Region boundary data
-- start --
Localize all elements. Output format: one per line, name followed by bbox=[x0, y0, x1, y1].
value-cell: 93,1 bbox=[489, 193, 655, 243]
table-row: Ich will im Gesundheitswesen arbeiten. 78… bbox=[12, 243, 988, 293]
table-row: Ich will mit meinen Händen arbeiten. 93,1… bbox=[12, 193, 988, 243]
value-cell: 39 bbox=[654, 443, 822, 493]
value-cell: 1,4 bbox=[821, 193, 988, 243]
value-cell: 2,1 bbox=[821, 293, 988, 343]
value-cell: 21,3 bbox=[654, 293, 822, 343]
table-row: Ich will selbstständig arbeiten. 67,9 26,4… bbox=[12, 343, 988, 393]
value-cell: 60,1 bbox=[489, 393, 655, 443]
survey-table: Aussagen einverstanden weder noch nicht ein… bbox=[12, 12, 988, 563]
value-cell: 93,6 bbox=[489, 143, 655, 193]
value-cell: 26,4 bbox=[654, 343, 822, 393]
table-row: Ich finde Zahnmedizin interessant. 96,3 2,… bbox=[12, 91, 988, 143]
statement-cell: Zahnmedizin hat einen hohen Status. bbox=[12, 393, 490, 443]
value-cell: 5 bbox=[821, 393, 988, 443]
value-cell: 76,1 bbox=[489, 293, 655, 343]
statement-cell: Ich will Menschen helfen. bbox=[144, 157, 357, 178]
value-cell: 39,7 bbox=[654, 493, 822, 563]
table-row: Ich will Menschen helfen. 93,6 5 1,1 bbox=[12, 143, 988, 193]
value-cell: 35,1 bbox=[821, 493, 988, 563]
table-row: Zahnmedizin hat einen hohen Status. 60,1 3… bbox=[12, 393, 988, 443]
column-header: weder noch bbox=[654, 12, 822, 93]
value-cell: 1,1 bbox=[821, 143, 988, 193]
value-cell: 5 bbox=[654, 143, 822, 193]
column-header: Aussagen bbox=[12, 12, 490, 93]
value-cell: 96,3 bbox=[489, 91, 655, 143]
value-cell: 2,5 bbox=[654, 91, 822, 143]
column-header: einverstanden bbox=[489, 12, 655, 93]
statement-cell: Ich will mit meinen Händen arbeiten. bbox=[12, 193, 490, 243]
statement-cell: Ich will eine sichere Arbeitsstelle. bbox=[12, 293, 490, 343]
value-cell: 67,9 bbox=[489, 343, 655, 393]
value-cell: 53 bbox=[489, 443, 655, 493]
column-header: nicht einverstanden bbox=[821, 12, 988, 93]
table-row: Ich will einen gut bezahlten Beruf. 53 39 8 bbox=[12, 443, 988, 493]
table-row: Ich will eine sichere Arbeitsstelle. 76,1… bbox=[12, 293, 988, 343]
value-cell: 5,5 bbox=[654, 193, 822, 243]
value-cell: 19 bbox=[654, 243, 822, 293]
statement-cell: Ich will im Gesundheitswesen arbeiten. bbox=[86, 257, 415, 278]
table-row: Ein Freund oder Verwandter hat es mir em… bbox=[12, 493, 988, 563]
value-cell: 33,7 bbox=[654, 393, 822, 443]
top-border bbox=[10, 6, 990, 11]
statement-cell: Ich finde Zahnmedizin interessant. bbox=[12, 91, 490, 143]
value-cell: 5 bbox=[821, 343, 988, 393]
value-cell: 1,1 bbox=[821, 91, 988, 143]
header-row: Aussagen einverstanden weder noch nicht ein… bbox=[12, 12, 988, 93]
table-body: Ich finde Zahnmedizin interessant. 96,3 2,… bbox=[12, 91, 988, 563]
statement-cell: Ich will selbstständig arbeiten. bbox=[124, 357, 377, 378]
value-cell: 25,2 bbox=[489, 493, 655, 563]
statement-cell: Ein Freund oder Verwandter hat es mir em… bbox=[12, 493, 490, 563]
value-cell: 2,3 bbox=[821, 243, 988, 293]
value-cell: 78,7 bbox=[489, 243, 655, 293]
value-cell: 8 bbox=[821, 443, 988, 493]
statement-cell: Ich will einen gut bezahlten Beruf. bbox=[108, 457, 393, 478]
-- end --
» **Problem requirements**:
Could you arrange the rows above as a numbered list, leaving out any blank lines?

» **Exercise answer**:
1. Localize all elements. Output format: one per line, name followed by bbox=[x0, y0, x1, y1].
2. value-cell: 93,1 bbox=[489, 193, 655, 243]
3. table-row: Ich will im Gesundheitswesen arbeiten. 78… bbox=[12, 243, 988, 293]
4. table-row: Ich will mit meinen Händen arbeiten. 93,1… bbox=[12, 193, 988, 243]
5. value-cell: 39 bbox=[654, 443, 822, 493]
6. value-cell: 1,4 bbox=[821, 193, 988, 243]
7. value-cell: 2,1 bbox=[821, 293, 988, 343]
8. value-cell: 21,3 bbox=[654, 293, 822, 343]
9. table-row: Ich will selbstständig arbeiten. 67,9 26,4… bbox=[12, 343, 988, 393]
10. value-cell: 60,1 bbox=[489, 393, 655, 443]
11. survey-table: Aussagen einverstanden weder noch nicht ein… bbox=[12, 12, 988, 563]
12. value-cell: 93,6 bbox=[489, 143, 655, 193]
13. value-cell: 26,4 bbox=[654, 343, 822, 393]
14. table-row: Ich finde Zahnmedizin interessant. 96,3 2,… bbox=[12, 91, 988, 143]
15. statement-cell: Zahnmedizin hat einen hohen Status. bbox=[12, 393, 490, 443]
16. value-cell: 5 bbox=[821, 393, 988, 443]
17. value-cell: 76,1 bbox=[489, 293, 655, 343]
18. statement-cell: Ich will Menschen helfen. bbox=[144, 157, 357, 178]
19. value-cell: 39,7 bbox=[654, 493, 822, 563]
20. table-row: Ich will Menschen helfen. 93,6 5 1,1 bbox=[12, 143, 988, 193]
21. value-cell: 35,1 bbox=[821, 493, 988, 563]
22. table-row: Zahnmedizin hat einen hohen Status. 60,1 3… bbox=[12, 393, 988, 443]
23. column-header: weder noch bbox=[654, 12, 822, 93]
24. value-cell: 1,1 bbox=[821, 143, 988, 193]
25. value-cell: 5 bbox=[654, 143, 822, 193]
26. column-header: Aussagen bbox=[12, 12, 490, 93]
27. value-cell: 96,3 bbox=[489, 91, 655, 143]
28. value-cell: 2,5 bbox=[654, 91, 822, 143]
29. column-header: einverstanden bbox=[489, 12, 655, 93]
30. statement-cell: Ich will mit meinen Händen arbeiten. bbox=[12, 193, 490, 243]
31. statement-cell: Ich will eine sichere Arbeitsstelle. bbox=[12, 293, 490, 343]
32. value-cell: 67,9 bbox=[489, 343, 655, 393]
33. value-cell: 53 bbox=[489, 443, 655, 493]
34. column-header: nicht einverstanden bbox=[821, 12, 988, 93]
35. table-row: Ich will einen gut bezahlten Beruf. 53 39 8 bbox=[12, 443, 988, 493]
36. table-row: Ich will eine sichere Arbeitsstelle. 76,1… bbox=[12, 293, 988, 343]
37. value-cell: 5,5 bbox=[654, 193, 822, 243]
38. value-cell: 19 bbox=[654, 243, 822, 293]
39. statement-cell: Ich will im Gesundheitswesen arbeiten. bbox=[86, 257, 415, 278]
40. table-row: Ein Freund oder Verwandter hat es mir em… bbox=[12, 493, 988, 563]
41. value-cell: 33,7 bbox=[654, 393, 822, 443]
42. top-border bbox=[10, 6, 990, 11]
43. statement-cell: Ich finde Zahnmedizin interessant. bbox=[12, 91, 490, 143]
44. value-cell: 5 bbox=[821, 343, 988, 393]
45. value-cell: 1,1 bbox=[821, 91, 988, 143]
46. header-row: Aussagen einverstanden weder noch nicht ein… bbox=[12, 12, 988, 93]
47. table-body: Ich finde Zahnmedizin interessant. 96,3 2,… bbox=[12, 91, 988, 563]
48. statement-cell: Ich will selbstständig arbeiten. bbox=[124, 357, 377, 378]
49. value-cell: 25,2 bbox=[489, 493, 655, 563]
50. statement-cell: Ein Freund oder Verwandter hat es mir em… bbox=[12, 493, 490, 563]
51. value-cell: 2,3 bbox=[821, 243, 988, 293]
52. value-cell: 78,7 bbox=[489, 243, 655, 293]
53. value-cell: 8 bbox=[821, 443, 988, 493]
54. statement-cell: Ich will einen gut bezahlten Beruf. bbox=[108, 457, 393, 478]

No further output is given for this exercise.